Stored data

===============

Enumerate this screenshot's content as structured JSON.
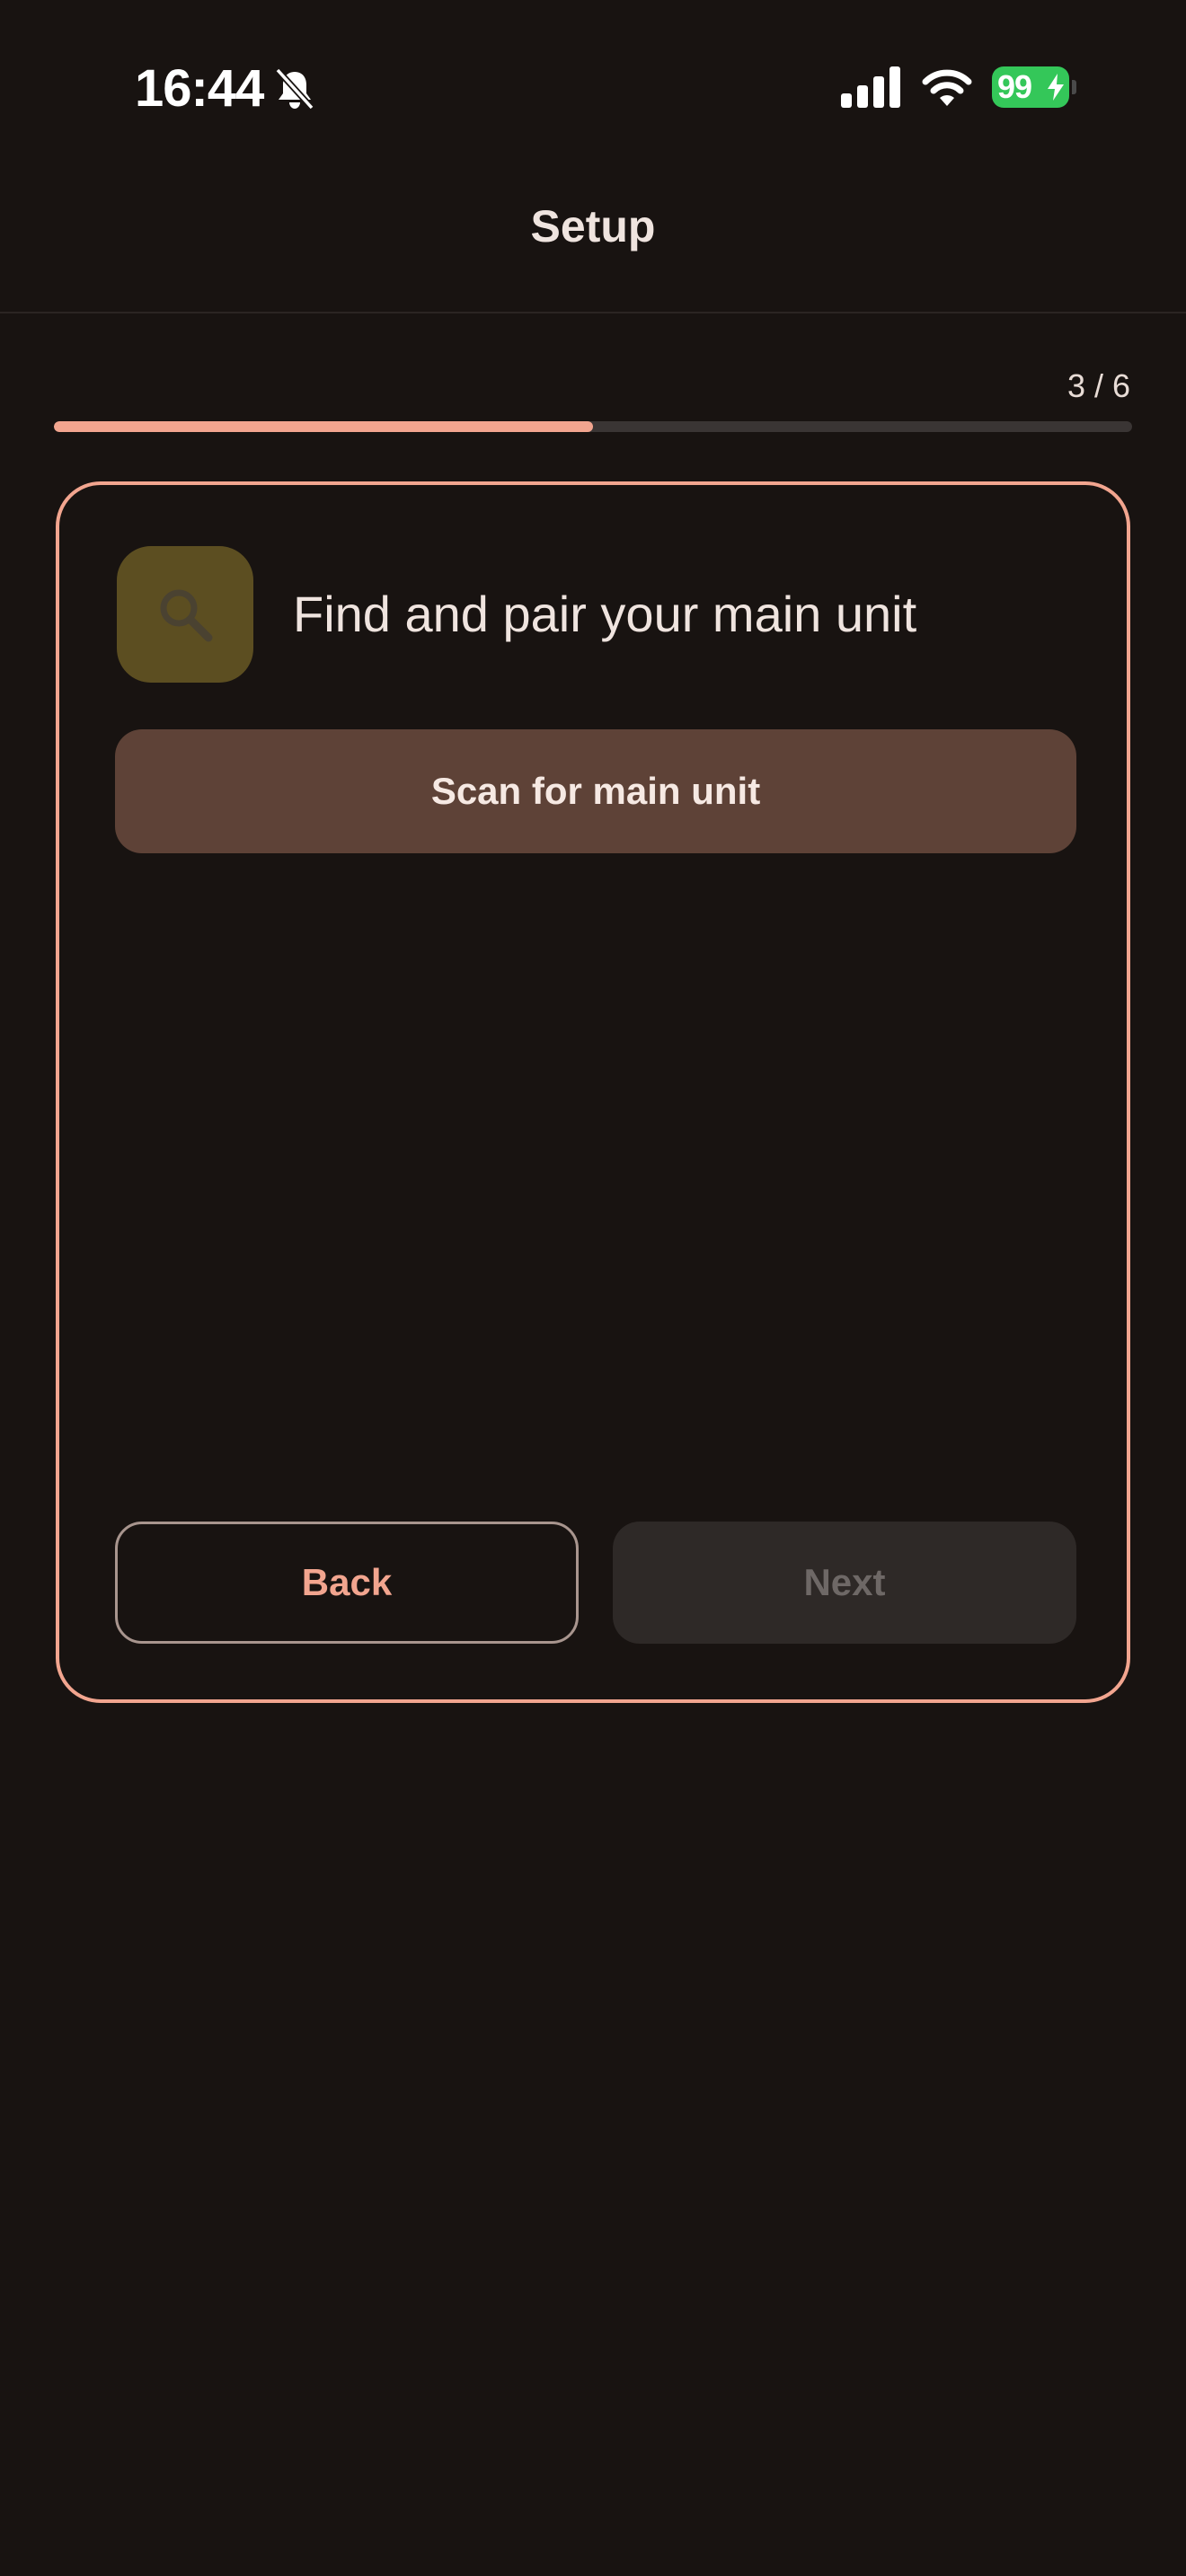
{
  "status_bar": {
    "time": "16:44",
    "battery_level": "99",
    "battery_color": "#34c759"
  },
  "header": {
    "title": "Setup"
  },
  "progress": {
    "label": "3 / 6",
    "current_step": 3,
    "total_steps": 6,
    "fraction": 0.5,
    "accent_color": "#f2a58f"
  },
  "step": {
    "icon": "search-icon",
    "title": "Find and pair your main unit",
    "scan_button_label": "Scan for main unit"
  },
  "navigation": {
    "back_label": "Back",
    "next_label": "Next",
    "next_enabled": false
  }
}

===============

Transcribe every entry above exactly. Omit all pictures.

Task output:
Enumerate this screenshot's content as structured JSON.
{
  "status_bar": {
    "time": "16:44",
    "battery_level": "99",
    "battery_color": "#34c759"
  },
  "header": {
    "title": "Setup"
  },
  "progress": {
    "label": "3 / 6",
    "current_step": 3,
    "total_steps": 6,
    "fraction": 0.5,
    "accent_color": "#f2a58f"
  },
  "step": {
    "icon": "search-icon",
    "title": "Find and pair your main unit",
    "scan_button_label": "Scan for main unit"
  },
  "navigation": {
    "back_label": "Back",
    "next_label": "Next",
    "next_enabled": false
  }
}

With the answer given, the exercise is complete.